The task: Please copy every line of the records below that holds the word "Historical".

Dataset content:
⁂
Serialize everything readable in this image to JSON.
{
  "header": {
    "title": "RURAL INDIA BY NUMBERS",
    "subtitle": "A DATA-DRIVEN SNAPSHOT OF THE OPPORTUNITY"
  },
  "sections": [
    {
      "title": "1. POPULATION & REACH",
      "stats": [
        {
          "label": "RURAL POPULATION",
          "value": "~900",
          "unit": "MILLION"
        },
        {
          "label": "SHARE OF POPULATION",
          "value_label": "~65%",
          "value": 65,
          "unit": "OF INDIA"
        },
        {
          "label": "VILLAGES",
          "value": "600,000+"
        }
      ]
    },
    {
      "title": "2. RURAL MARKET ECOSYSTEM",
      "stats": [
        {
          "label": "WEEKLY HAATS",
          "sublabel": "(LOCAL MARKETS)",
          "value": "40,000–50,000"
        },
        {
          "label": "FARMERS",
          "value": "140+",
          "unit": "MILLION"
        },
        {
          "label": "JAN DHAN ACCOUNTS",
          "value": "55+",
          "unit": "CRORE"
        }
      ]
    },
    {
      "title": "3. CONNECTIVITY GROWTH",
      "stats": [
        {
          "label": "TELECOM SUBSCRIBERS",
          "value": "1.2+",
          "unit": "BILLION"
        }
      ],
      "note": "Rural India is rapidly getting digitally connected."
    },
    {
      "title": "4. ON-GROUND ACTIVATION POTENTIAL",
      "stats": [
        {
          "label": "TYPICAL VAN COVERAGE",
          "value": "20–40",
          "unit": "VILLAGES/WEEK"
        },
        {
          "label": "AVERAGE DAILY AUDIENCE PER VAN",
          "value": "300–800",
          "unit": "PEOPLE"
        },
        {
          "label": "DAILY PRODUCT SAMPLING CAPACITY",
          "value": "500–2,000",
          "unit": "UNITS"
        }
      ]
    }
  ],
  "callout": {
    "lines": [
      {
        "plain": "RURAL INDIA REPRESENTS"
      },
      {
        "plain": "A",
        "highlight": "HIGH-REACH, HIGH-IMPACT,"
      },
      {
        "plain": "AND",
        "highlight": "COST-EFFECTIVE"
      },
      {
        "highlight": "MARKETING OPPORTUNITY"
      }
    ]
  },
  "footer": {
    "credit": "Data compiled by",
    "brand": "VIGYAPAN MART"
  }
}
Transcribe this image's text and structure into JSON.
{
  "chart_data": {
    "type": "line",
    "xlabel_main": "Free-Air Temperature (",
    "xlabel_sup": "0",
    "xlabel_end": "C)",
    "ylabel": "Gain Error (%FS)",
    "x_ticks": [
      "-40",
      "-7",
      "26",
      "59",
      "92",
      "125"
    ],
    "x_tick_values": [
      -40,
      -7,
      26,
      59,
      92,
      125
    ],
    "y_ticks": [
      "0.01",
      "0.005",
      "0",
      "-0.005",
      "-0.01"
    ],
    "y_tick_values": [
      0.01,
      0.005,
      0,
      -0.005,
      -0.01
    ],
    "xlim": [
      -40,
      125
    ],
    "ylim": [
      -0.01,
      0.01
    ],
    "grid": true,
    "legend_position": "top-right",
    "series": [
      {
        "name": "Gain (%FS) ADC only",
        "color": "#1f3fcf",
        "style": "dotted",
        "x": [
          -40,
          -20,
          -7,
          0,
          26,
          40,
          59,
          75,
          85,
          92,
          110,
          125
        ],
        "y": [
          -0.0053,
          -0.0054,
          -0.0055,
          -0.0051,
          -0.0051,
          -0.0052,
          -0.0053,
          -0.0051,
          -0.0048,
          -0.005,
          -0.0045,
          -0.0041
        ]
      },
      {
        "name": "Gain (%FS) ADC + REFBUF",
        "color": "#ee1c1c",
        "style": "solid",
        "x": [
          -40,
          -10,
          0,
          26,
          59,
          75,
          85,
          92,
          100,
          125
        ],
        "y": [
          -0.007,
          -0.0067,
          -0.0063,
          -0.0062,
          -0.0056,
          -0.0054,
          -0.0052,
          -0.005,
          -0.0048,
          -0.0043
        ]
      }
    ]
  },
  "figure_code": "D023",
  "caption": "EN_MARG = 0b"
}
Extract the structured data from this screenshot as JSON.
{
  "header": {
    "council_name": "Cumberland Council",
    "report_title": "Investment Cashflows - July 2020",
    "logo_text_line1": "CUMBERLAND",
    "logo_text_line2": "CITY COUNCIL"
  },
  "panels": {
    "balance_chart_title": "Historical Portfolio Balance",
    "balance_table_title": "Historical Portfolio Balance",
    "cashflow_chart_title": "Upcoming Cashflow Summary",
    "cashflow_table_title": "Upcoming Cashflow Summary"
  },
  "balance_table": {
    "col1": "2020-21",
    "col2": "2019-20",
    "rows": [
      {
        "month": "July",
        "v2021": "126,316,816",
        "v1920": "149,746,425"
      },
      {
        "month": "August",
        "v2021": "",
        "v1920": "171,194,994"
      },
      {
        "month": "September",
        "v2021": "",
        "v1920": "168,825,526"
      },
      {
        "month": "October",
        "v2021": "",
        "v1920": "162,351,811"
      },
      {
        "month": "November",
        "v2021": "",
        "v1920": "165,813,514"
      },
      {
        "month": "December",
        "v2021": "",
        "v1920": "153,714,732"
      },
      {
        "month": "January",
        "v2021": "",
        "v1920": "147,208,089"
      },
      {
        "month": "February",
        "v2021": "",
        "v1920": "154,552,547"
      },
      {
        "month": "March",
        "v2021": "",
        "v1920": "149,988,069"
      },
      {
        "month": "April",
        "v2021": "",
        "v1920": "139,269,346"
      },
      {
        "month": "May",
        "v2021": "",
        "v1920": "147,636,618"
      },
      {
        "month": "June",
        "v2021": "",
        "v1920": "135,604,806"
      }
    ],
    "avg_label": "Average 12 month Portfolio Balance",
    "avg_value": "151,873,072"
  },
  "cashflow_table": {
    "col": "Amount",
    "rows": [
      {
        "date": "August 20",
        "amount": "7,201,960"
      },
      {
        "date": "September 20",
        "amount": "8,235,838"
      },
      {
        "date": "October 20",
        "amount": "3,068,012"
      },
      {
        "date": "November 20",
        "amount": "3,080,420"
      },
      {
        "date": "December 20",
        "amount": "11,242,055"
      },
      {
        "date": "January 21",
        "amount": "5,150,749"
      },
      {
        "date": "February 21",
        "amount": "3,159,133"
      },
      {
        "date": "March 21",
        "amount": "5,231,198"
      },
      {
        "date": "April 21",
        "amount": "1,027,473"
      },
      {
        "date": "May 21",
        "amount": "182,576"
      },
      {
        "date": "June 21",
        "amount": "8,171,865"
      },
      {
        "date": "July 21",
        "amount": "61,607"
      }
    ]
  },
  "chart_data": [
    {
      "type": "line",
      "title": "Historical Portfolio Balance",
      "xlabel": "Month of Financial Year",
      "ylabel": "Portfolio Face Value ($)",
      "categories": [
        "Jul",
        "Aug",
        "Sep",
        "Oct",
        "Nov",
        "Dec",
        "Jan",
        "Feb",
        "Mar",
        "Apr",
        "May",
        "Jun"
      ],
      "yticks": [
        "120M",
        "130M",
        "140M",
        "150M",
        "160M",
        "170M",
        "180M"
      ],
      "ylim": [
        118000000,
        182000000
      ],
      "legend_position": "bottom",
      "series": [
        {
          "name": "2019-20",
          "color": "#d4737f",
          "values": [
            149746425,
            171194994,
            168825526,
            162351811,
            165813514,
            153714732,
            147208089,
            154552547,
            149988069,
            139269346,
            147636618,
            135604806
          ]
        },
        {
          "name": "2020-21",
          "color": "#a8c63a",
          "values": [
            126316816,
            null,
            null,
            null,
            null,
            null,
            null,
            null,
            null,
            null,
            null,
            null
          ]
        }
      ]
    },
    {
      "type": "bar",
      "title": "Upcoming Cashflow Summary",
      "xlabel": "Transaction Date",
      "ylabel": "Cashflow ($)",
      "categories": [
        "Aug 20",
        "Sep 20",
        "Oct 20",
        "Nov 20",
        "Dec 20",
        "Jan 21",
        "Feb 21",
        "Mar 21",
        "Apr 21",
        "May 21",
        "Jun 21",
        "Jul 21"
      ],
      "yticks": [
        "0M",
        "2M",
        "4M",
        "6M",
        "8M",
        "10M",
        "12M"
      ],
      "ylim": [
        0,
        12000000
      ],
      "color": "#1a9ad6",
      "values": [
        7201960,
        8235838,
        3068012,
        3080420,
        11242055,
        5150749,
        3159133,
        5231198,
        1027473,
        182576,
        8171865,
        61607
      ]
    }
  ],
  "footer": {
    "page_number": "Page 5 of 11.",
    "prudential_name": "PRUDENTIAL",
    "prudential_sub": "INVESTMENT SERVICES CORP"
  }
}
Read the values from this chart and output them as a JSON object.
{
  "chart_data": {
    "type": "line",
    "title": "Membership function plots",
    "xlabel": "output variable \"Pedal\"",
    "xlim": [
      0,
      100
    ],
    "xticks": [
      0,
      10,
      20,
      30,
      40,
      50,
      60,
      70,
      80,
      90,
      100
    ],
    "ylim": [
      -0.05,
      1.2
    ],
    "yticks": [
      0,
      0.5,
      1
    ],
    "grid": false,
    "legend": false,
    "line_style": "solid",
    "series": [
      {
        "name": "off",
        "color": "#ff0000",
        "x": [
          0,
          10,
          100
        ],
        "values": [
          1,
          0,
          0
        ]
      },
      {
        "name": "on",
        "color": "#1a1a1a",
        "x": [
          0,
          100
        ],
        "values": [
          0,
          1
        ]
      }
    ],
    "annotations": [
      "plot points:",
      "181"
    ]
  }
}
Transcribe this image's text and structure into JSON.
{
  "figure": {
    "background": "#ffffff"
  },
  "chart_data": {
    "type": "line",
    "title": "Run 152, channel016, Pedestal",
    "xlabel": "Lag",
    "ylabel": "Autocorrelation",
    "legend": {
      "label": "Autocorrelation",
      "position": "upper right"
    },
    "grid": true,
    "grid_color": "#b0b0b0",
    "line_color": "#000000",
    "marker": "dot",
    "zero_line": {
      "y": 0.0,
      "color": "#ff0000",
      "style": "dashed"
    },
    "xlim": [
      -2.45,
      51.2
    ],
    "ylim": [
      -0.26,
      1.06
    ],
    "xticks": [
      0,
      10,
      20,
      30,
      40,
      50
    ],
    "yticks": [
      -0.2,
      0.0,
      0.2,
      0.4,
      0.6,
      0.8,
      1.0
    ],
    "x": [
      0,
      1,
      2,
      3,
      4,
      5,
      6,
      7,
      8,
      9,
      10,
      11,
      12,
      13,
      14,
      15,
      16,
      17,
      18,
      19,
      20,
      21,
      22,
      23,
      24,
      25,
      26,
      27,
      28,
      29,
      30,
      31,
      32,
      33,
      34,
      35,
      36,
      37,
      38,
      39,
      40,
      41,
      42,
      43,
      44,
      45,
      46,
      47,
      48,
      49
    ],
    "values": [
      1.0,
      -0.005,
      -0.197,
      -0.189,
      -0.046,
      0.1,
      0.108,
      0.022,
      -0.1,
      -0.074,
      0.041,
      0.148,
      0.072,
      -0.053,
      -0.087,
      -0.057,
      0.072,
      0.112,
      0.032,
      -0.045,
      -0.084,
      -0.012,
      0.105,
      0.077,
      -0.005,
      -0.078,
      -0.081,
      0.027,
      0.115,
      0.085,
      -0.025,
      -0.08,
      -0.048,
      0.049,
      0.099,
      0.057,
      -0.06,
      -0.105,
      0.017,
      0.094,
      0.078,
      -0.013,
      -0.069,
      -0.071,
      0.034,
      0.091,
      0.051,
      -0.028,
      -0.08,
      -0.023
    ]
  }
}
⁂
Solution to this task:
    "balance_chart_title": "Historical Portfolio Balance",
    "balance_table_title": "Historical Portfolio Balance",
      "title": "Historical Portfolio Balance",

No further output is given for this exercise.